▶ [Exercise description]
List each line of the data that holds the string "Enter", please.

▶ [Collected data]
========

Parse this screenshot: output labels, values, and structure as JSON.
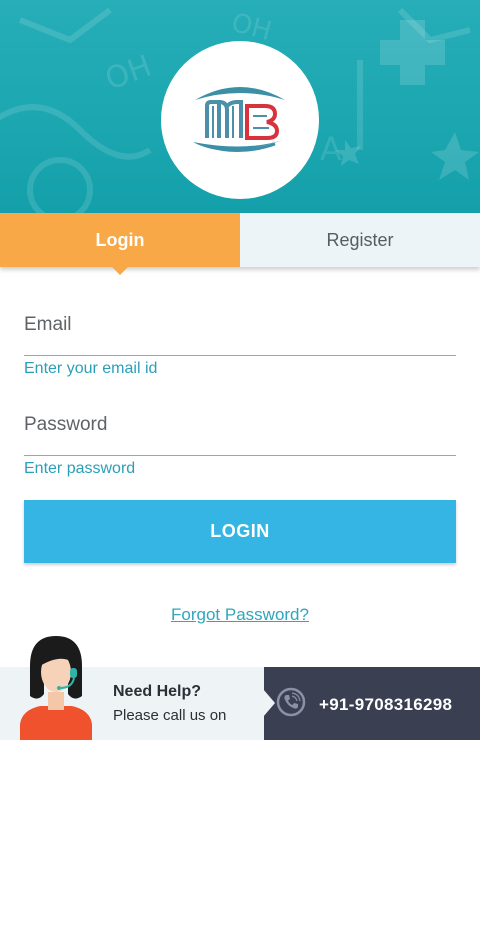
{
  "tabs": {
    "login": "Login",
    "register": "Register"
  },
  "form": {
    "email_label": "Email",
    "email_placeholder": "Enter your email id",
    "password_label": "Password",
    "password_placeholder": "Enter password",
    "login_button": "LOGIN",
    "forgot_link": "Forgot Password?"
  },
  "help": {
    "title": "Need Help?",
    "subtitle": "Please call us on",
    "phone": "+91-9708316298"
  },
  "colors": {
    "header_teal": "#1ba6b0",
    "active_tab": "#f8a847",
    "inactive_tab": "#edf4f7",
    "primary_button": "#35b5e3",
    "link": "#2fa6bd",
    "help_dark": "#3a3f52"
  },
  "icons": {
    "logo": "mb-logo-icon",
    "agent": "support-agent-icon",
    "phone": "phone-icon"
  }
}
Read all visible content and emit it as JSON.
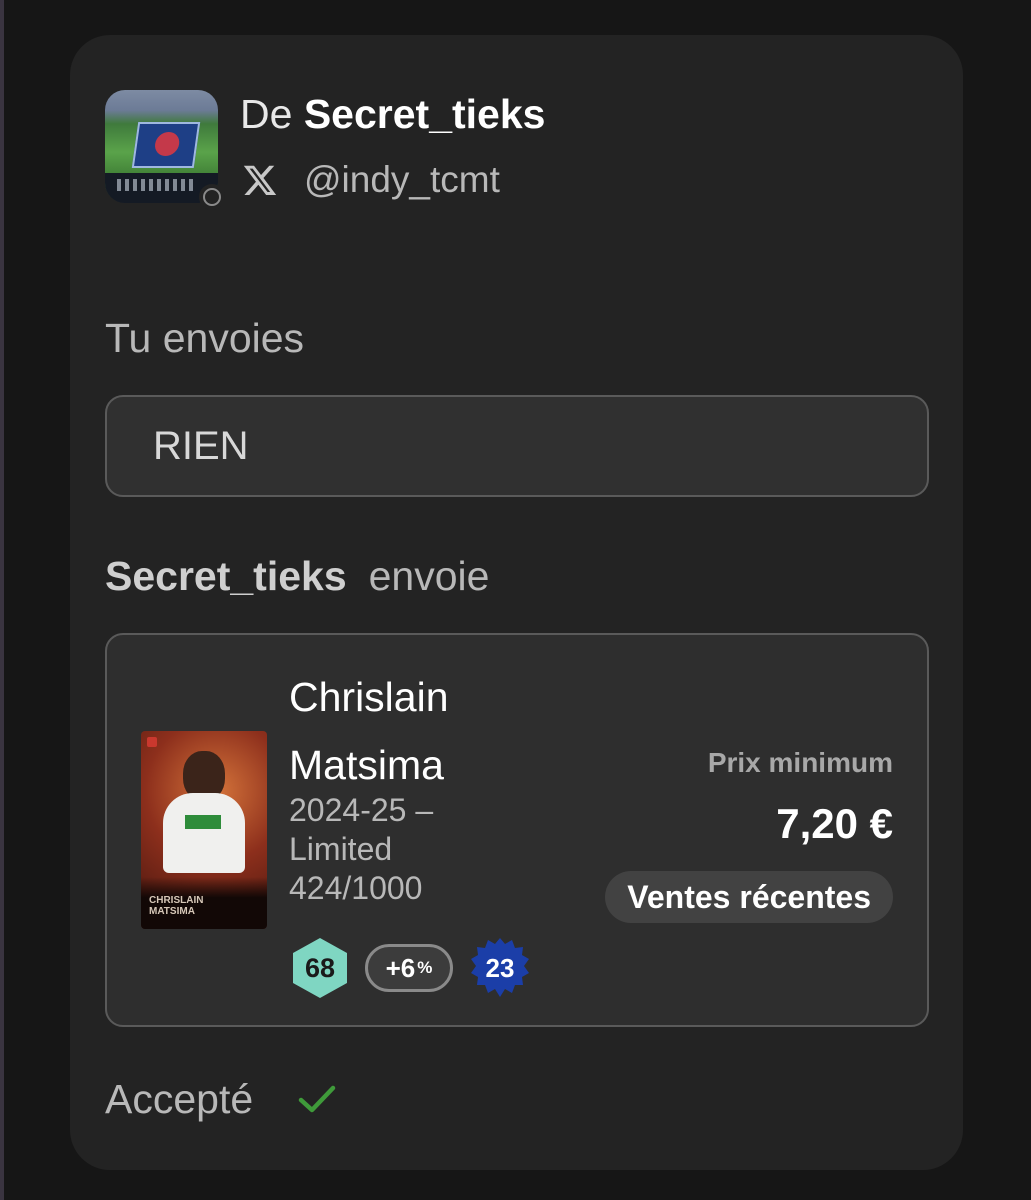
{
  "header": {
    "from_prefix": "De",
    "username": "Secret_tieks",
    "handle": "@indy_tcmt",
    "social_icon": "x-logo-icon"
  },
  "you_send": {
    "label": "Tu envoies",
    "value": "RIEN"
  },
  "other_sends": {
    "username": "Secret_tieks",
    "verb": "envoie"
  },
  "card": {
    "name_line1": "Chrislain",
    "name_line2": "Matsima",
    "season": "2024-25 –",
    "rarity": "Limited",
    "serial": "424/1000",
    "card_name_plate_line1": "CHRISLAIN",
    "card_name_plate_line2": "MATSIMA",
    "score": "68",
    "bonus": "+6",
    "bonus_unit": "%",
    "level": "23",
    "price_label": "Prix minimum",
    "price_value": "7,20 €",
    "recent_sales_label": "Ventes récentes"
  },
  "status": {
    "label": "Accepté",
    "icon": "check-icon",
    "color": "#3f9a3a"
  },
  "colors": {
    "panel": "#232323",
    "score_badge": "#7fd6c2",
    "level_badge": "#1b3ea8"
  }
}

========

▶ [Task output]
    "email_placeholder": "Enter your email id",
    "password_placeholder": "Enter password",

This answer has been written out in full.